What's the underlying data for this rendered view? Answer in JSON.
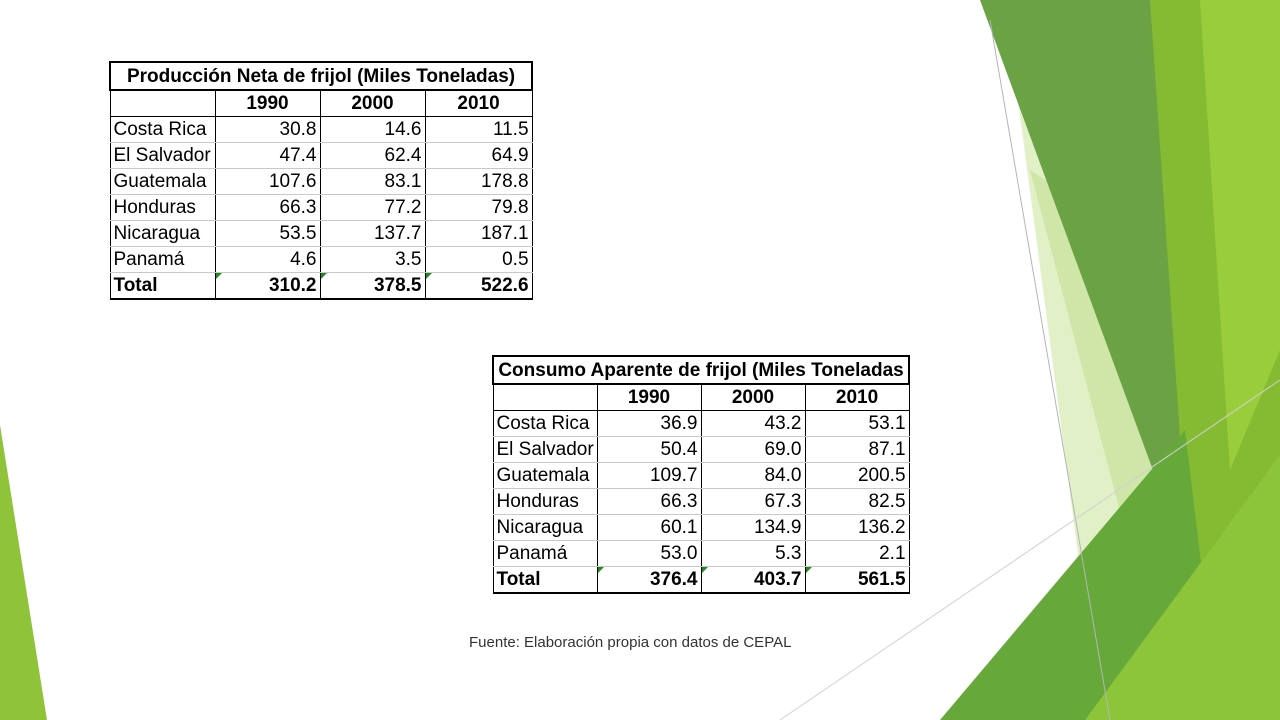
{
  "tables": [
    {
      "title": "Producción Neta de frijol (Miles Toneladas)",
      "years": [
        "1990",
        "2000",
        "2010"
      ],
      "rows": [
        {
          "country": "Costa Rica",
          "values": [
            "30.8",
            "14.6",
            "11.5"
          ]
        },
        {
          "country": "El Salvador",
          "values": [
            "47.4",
            "62.4",
            "64.9"
          ]
        },
        {
          "country": "Guatemala",
          "values": [
            "107.6",
            "83.1",
            "178.8"
          ]
        },
        {
          "country": "Honduras",
          "values": [
            "66.3",
            "77.2",
            "79.8"
          ]
        },
        {
          "country": "Nicaragua",
          "values": [
            "53.5",
            "137.7",
            "187.1"
          ]
        },
        {
          "country": "Panamá",
          "values": [
            "4.6",
            "3.5",
            "0.5"
          ]
        }
      ],
      "total": {
        "label": "Total",
        "values": [
          "310.2",
          "378.5",
          "522.6"
        ]
      }
    },
    {
      "title": "Consumo Aparente de frijol (Miles Toneladas",
      "years": [
        "1990",
        "2000",
        "2010"
      ],
      "rows": [
        {
          "country": "Costa Rica",
          "values": [
            "36.9",
            "43.2",
            "53.1"
          ]
        },
        {
          "country": "El Salvador",
          "values": [
            "50.4",
            "69.0",
            "87.1"
          ]
        },
        {
          "country": "Guatemala",
          "values": [
            "109.7",
            "84.0",
            "200.5"
          ]
        },
        {
          "country": "Honduras",
          "values": [
            "66.3",
            "67.3",
            "82.5"
          ]
        },
        {
          "country": "Nicaragua",
          "values": [
            "60.1",
            "134.9",
            "136.2"
          ]
        },
        {
          "country": "Panamá",
          "values": [
            "53.0",
            "5.3",
            "2.1"
          ]
        }
      ],
      "total": {
        "label": "Total",
        "values": [
          "376.4",
          "403.7",
          "561.5"
        ]
      }
    }
  ],
  "source_note": "Fuente: Elaboración propia con datos de CEPAL",
  "colors": {
    "accent_light": "#c8e3a0",
    "accent_mid": "#8fc43a",
    "accent_dark": "#5e9a32"
  }
}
----
**Given exercise:**
Each line of the data is to be duplicated exactly; pictures stay out of the copy.

**Task output:**
What's the underlying data for this rendered view? Answer in JSON.
{
  "tables": [
    {
      "title": "Producción Neta de frijol (Miles Toneladas)",
      "years": [
        "1990",
        "2000",
        "2010"
      ],
      "rows": [
        {
          "country": "Costa Rica",
          "values": [
            "30.8",
            "14.6",
            "11.5"
          ]
        },
        {
          "country": "El Salvador",
          "values": [
            "47.4",
            "62.4",
            "64.9"
          ]
        },
        {
          "country": "Guatemala",
          "values": [
            "107.6",
            "83.1",
            "178.8"
          ]
        },
        {
          "country": "Honduras",
          "values": [
            "66.3",
            "77.2",
            "79.8"
          ]
        },
        {
          "country": "Nicaragua",
          "values": [
            "53.5",
            "137.7",
            "187.1"
          ]
        },
        {
          "country": "Panamá",
          "values": [
            "4.6",
            "3.5",
            "0.5"
          ]
        }
      ],
      "total": {
        "label": "Total",
        "values": [
          "310.2",
          "378.5",
          "522.6"
        ]
      }
    },
    {
      "title": "Consumo Aparente de frijol (Miles Toneladas",
      "years": [
        "1990",
        "2000",
        "2010"
      ],
      "rows": [
        {
          "country": "Costa Rica",
          "values": [
            "36.9",
            "43.2",
            "53.1"
          ]
        },
        {
          "country": "El Salvador",
          "values": [
            "50.4",
            "69.0",
            "87.1"
          ]
        },
        {
          "country": "Guatemala",
          "values": [
            "109.7",
            "84.0",
            "200.5"
          ]
        },
        {
          "country": "Honduras",
          "values": [
            "66.3",
            "67.3",
            "82.5"
          ]
        },
        {
          "country": "Nicaragua",
          "values": [
            "60.1",
            "134.9",
            "136.2"
          ]
        },
        {
          "country": "Panamá",
          "values": [
            "53.0",
            "5.3",
            "2.1"
          ]
        }
      ],
      "total": {
        "label": "Total",
        "values": [
          "376.4",
          "403.7",
          "561.5"
        ]
      }
    }
  ],
  "source_note": "Fuente: Elaboración propia con datos de CEPAL",
  "colors": {
    "accent_light": "#c8e3a0",
    "accent_mid": "#8fc43a",
    "accent_dark": "#5e9a32"
  }
}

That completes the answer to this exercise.